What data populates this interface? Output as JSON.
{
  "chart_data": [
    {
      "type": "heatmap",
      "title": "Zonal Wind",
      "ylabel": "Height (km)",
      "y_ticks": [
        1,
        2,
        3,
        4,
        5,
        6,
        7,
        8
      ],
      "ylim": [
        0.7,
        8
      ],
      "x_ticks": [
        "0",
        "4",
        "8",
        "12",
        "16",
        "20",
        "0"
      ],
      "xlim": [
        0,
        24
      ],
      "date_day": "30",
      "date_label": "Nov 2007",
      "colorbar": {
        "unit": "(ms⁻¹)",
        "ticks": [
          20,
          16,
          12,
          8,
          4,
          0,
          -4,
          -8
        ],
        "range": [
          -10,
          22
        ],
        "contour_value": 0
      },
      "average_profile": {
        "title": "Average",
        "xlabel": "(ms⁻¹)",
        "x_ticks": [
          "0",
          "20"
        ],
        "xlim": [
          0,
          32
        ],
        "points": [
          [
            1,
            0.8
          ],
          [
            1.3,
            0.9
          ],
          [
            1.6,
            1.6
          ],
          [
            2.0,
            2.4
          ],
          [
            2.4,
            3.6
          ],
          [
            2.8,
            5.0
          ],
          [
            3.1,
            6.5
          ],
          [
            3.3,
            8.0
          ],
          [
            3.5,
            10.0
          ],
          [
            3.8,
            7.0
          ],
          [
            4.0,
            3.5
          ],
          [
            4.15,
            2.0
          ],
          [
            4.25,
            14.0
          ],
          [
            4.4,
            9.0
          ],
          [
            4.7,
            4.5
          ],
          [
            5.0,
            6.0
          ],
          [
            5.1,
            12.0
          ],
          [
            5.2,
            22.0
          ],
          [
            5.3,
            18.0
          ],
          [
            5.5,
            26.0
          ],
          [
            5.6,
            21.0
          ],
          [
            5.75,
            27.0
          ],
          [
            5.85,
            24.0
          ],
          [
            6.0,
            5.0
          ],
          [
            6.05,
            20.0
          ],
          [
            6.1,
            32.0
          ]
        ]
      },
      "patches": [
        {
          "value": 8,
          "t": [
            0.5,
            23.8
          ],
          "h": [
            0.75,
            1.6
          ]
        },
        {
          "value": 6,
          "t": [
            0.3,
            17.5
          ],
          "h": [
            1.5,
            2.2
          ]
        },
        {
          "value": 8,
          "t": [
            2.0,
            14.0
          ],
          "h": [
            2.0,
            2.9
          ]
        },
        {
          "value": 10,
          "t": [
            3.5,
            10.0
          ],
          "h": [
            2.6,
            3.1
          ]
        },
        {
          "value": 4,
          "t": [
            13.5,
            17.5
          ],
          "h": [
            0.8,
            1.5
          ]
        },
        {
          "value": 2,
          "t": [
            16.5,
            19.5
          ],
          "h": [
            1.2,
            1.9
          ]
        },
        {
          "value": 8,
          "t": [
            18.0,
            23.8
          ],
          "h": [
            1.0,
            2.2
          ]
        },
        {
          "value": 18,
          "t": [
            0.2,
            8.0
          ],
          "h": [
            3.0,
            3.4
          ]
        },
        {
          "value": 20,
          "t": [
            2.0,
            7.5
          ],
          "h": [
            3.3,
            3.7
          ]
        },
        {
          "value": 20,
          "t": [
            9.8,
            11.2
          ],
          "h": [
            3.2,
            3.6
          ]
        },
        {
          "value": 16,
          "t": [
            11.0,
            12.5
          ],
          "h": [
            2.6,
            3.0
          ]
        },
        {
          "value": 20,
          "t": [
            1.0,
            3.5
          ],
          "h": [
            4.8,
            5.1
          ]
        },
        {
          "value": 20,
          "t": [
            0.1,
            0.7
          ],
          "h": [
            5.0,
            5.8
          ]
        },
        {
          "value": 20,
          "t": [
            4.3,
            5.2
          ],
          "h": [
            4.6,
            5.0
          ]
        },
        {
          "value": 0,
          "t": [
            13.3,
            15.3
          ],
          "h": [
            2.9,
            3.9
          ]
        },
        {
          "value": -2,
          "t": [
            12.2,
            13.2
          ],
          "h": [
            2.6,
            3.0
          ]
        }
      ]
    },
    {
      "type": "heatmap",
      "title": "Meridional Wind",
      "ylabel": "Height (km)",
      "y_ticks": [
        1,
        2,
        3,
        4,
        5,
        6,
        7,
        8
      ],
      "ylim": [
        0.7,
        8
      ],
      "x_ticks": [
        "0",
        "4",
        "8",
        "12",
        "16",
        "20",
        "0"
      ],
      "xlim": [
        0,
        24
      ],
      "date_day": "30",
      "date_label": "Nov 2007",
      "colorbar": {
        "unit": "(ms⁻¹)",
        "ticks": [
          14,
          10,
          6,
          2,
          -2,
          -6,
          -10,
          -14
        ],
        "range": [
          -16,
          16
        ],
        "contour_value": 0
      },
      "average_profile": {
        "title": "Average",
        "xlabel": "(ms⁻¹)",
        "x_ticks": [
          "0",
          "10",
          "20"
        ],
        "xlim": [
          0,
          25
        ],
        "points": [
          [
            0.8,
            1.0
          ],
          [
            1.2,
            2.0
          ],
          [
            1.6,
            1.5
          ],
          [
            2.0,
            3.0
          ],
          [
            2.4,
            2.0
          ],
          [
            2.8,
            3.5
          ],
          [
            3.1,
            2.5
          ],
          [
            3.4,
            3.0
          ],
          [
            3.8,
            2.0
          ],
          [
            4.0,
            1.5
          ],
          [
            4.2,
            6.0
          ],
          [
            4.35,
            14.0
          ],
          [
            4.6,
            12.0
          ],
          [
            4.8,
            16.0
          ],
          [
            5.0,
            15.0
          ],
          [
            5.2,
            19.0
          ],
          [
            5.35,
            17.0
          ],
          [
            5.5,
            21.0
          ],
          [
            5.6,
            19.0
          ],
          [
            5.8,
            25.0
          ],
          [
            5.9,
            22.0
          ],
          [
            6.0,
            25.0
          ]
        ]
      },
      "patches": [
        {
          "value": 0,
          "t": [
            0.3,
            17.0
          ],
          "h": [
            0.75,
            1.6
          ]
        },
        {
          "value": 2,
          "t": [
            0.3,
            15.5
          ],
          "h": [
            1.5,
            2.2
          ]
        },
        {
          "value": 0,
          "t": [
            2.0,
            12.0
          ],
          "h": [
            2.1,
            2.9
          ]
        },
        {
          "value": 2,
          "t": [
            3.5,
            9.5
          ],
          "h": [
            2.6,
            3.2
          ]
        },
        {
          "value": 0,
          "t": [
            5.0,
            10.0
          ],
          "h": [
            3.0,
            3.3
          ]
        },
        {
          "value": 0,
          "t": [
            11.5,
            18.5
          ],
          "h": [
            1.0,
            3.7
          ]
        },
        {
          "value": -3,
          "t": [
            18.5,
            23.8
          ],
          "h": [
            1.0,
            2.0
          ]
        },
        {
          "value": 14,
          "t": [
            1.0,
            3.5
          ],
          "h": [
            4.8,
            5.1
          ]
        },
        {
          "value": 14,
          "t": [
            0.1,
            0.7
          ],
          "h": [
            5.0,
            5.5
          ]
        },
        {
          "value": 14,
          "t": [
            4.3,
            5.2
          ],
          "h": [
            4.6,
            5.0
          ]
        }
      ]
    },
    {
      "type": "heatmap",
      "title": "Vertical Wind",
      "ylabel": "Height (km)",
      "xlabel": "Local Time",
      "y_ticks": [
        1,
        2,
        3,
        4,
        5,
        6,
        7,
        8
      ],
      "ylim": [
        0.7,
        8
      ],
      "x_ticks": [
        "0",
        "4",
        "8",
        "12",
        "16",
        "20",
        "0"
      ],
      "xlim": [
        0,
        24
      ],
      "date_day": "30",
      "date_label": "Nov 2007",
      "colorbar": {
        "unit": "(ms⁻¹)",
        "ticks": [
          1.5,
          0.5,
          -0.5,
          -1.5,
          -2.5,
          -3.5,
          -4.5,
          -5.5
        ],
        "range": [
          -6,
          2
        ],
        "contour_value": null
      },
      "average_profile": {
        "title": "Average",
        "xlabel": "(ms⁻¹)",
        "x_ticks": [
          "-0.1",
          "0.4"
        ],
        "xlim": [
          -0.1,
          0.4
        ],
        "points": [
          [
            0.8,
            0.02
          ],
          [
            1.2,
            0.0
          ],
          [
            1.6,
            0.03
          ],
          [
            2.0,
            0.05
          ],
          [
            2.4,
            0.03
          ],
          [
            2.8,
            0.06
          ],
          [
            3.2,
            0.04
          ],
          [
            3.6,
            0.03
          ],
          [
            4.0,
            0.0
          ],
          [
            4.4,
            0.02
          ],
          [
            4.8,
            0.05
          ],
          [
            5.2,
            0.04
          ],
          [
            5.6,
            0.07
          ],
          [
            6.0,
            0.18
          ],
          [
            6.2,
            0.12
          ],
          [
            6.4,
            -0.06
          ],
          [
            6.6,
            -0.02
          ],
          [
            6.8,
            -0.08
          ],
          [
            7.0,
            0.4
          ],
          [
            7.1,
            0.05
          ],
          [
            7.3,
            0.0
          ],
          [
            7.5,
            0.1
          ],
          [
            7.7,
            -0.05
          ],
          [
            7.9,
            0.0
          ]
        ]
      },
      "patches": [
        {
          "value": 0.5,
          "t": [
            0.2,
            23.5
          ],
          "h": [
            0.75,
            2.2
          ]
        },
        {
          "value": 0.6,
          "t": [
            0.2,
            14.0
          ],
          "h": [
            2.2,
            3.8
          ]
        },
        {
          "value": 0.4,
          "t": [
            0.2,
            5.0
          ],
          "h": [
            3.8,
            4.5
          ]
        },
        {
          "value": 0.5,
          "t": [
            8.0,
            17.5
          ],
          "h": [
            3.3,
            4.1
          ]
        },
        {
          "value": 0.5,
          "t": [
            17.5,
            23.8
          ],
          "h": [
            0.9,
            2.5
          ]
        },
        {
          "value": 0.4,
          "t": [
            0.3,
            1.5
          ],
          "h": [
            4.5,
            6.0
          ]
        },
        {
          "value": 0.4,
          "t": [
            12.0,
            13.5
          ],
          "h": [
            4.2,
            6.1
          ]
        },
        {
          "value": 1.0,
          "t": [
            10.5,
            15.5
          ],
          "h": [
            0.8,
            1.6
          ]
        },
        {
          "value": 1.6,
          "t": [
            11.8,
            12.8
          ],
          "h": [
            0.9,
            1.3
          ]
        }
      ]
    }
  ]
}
────
Compute the number of lines above that contain the string "Wind". Reply with that value only.

3